Exactly as they appear, output all of the records. Skip any images.
======== Dataset content
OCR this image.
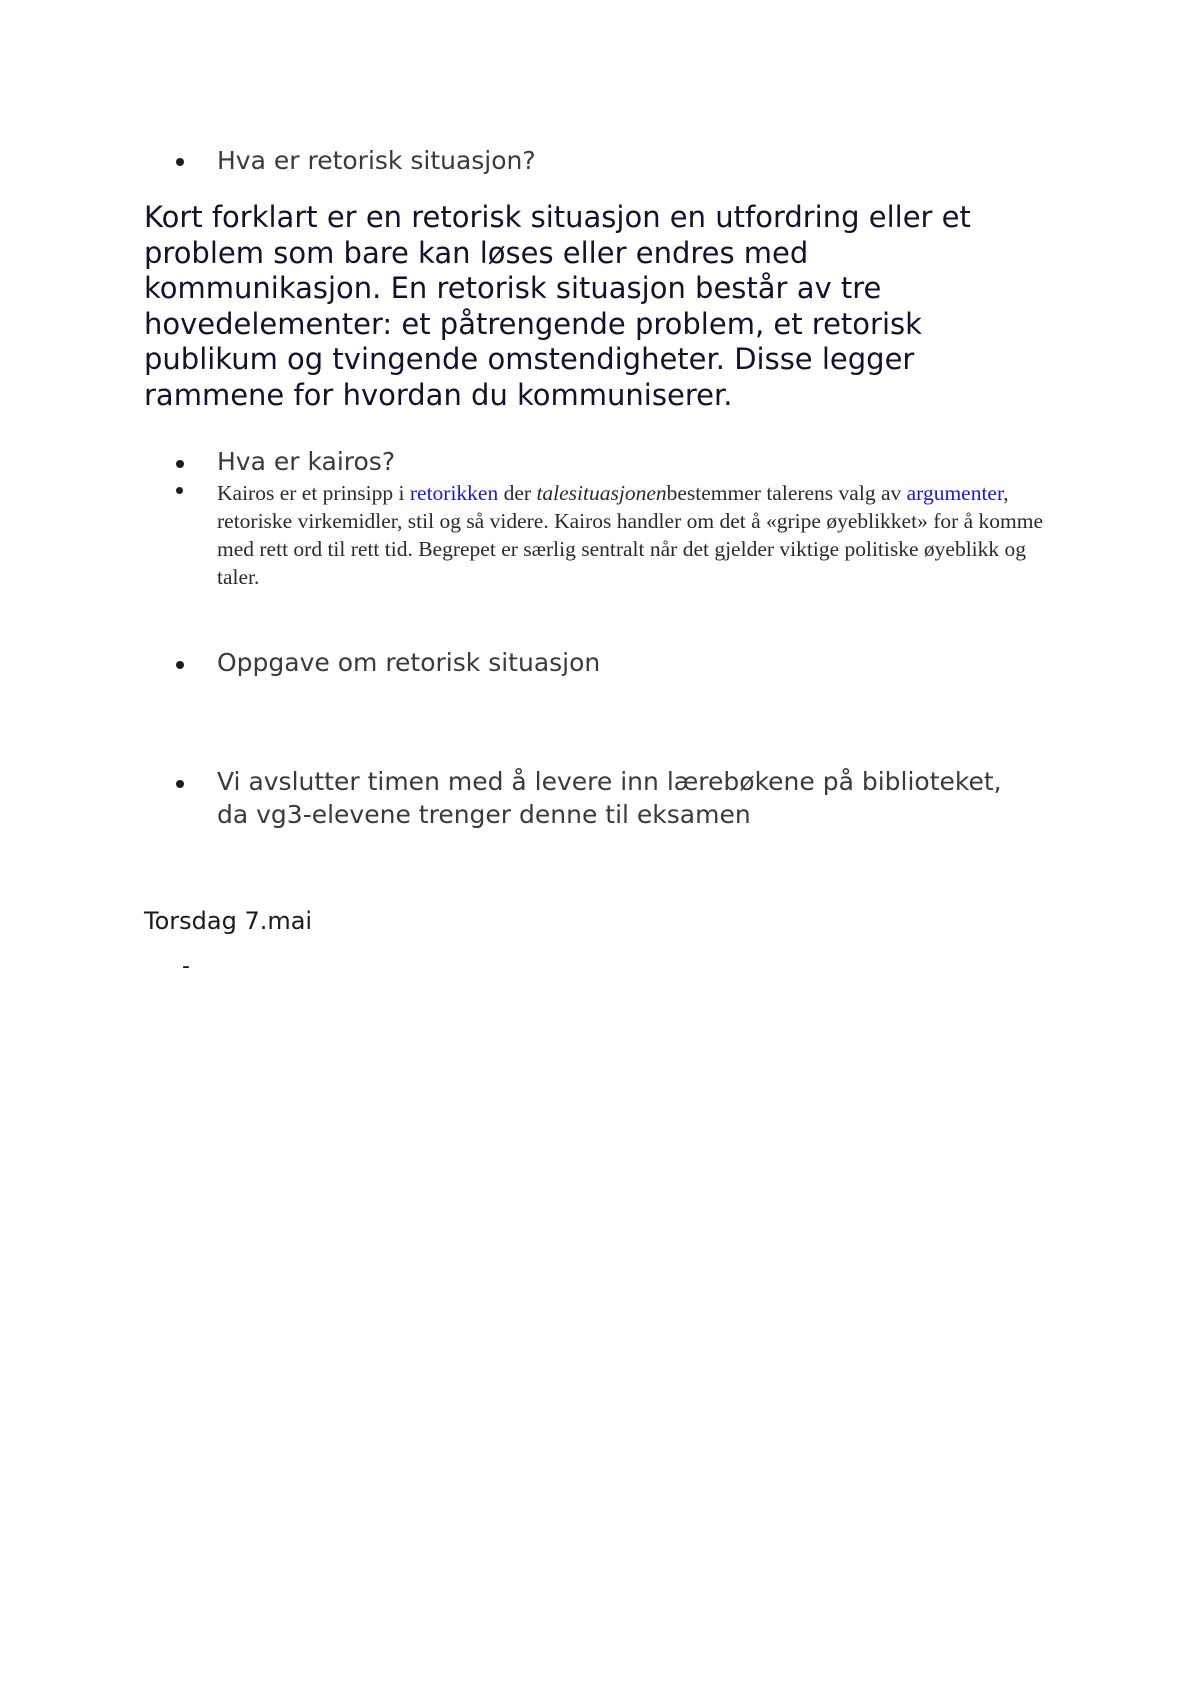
Hva er retorisk situasjon?

Kort forklart er en retorisk situasjon en utfordring eller et problem som bare kan løses eller endres med kommunikasjon. En retorisk situasjon består av tre hovedelementer: et påtrengende problem, et retorisk publikum og tvingende omstendigheter. Disse legger rammene for hvordan du kommuniserer.

Hva er kairos?
Kairos er et prinsipp i retorikken der talesituasjonenbestemmer talerens valg av argumenter, retoriske virkemidler, stil og så videre. Kairos handler om det å «gripe øyeblikket» for å komme med rett ord til rett tid. Begrepet er særlig sentralt når det gjelder viktige politiske øyeblikk og taler.
Oppgave om retorisk situasjon
Vi avslutter timen med å levere inn lærebøkene på biblioteket, da vg3-elevene trenger denne til eksamen
Torsdag 7.mai
-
================
**Written solution**
OCR this image.
Hva er retorisk situasjon?

Kort forklart er en retorisk situasjon en utfordring eller et problem som bare kan løses eller endres med kommunikasjon. En retorisk situasjon består av tre hovedelementer: et påtrengende problem, et retorisk publikum og tvingende omstendigheter. Disse legger rammene for hvordan du kommuniserer.

Hva er kairos?
Kairos er et prinsipp i retorikken der talesituasjonenbestemmer talerens valg av argumenter, retoriske virkemidler, stil og så videre. Kairos handler om det å «gripe øyeblikket» for å komme med rett ord til rett tid. Begrepet er særlig sentralt når det gjelder viktige politiske øyeblikk og taler.
Oppgave om retorisk situasjon
Vi avslutter timen med å levere inn lærebøkene på biblioteket, da vg3-elevene trenger denne til eksamen
Torsdag 7.mai
-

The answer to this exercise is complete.